— Start —

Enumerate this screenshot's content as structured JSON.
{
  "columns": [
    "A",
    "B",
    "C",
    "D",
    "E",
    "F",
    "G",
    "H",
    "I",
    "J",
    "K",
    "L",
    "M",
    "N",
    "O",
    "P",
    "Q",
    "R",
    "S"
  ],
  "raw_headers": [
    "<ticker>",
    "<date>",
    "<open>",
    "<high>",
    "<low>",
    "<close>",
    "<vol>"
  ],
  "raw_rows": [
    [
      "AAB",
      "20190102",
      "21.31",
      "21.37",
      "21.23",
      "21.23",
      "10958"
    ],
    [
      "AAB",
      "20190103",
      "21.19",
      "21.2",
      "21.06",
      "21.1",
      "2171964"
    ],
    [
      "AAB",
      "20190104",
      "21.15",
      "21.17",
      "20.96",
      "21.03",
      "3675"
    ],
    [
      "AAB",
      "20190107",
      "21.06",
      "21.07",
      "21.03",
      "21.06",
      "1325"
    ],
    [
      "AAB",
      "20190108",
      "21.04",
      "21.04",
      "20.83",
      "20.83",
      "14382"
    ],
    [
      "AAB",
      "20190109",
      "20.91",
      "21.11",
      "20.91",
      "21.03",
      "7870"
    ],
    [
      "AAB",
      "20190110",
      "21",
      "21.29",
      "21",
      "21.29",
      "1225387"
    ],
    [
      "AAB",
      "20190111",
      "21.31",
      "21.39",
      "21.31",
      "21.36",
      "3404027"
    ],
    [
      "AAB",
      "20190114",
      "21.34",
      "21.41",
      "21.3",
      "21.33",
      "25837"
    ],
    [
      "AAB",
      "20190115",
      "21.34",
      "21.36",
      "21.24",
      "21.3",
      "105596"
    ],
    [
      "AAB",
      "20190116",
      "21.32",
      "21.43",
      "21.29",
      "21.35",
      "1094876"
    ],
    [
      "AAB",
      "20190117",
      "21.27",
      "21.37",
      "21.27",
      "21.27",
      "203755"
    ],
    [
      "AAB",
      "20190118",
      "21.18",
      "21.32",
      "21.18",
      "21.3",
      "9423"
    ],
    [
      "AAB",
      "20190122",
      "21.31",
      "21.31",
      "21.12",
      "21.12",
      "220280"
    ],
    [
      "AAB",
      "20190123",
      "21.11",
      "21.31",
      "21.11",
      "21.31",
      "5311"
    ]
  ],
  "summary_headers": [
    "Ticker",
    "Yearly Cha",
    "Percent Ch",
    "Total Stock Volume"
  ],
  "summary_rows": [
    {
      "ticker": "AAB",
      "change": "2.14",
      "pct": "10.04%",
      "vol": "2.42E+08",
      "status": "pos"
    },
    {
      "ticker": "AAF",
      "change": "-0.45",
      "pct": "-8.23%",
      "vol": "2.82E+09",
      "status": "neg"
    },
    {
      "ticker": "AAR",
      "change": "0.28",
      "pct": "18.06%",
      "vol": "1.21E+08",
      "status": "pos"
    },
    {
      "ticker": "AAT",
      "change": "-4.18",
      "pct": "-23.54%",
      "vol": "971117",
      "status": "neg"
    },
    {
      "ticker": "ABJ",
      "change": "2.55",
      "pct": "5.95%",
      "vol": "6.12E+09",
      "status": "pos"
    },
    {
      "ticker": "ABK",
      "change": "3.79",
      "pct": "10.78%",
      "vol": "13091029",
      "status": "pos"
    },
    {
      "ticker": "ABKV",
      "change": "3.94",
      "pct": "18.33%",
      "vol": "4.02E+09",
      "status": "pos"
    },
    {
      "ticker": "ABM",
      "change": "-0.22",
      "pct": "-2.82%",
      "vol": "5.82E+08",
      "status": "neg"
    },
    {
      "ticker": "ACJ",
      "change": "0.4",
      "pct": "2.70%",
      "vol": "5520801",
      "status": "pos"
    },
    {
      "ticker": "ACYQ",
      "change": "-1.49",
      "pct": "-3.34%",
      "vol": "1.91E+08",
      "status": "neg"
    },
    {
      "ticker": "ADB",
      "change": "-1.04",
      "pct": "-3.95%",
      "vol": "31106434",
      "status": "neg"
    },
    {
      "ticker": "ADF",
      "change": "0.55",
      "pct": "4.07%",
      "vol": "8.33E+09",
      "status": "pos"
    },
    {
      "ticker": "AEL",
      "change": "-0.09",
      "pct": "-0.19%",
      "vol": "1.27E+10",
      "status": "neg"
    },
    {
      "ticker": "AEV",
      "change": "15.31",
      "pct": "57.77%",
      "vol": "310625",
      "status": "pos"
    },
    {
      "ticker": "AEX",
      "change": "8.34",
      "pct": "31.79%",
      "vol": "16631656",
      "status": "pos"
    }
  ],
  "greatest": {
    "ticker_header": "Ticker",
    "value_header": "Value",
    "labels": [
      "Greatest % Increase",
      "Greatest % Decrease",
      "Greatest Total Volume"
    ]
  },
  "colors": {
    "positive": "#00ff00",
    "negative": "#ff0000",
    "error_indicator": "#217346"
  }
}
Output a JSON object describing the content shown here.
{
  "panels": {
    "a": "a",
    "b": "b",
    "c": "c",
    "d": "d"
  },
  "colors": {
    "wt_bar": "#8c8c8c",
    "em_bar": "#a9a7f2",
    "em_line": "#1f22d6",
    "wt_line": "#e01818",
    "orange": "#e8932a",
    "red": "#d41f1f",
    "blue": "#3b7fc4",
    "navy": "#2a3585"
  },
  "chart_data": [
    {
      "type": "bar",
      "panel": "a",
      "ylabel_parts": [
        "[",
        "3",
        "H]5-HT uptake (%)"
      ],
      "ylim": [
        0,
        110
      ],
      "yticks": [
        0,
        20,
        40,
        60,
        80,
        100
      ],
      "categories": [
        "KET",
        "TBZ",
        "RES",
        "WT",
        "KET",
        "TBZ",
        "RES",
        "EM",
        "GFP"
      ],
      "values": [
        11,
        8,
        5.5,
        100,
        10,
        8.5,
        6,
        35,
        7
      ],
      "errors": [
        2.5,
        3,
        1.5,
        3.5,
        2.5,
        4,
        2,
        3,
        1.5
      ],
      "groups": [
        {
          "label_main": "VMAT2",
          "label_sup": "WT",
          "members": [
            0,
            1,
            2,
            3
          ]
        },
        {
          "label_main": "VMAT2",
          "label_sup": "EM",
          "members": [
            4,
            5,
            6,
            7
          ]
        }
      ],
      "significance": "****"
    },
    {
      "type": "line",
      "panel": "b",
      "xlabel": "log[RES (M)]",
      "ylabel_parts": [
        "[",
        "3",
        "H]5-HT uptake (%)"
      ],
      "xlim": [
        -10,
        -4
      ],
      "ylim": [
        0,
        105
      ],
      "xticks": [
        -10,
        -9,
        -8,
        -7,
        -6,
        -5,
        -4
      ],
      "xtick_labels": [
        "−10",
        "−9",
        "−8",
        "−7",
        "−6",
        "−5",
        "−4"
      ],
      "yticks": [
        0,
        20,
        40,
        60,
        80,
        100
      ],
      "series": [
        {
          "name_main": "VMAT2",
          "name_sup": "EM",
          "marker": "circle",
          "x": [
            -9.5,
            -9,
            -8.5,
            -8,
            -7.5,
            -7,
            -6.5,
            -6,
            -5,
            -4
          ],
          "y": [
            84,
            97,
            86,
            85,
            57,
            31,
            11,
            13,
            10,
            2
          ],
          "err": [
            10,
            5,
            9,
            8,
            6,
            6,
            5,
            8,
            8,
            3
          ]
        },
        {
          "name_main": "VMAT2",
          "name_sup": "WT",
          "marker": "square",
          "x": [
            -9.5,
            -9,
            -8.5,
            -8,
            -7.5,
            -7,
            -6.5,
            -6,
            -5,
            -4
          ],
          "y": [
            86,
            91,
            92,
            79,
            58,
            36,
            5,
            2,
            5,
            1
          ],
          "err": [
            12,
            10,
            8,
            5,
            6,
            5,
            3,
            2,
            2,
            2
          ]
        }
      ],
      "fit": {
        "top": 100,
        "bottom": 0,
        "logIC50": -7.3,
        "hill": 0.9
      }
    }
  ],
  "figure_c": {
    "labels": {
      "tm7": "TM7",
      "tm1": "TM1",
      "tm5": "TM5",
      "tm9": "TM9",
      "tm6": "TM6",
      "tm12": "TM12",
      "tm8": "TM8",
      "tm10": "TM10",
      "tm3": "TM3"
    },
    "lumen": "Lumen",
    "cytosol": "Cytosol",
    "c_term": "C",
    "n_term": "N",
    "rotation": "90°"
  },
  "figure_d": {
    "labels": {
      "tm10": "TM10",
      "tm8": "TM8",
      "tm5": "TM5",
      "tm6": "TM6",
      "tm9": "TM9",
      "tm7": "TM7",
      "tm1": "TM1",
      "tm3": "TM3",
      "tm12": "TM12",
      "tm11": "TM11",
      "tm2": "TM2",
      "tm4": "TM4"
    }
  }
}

— End —

■ SHORT TASK: Each line holding "Volume" must be found and copied.

■ RESPONSE TO THIS TASK:
    "Total Stock Volume"
      "Greatest Total Volume"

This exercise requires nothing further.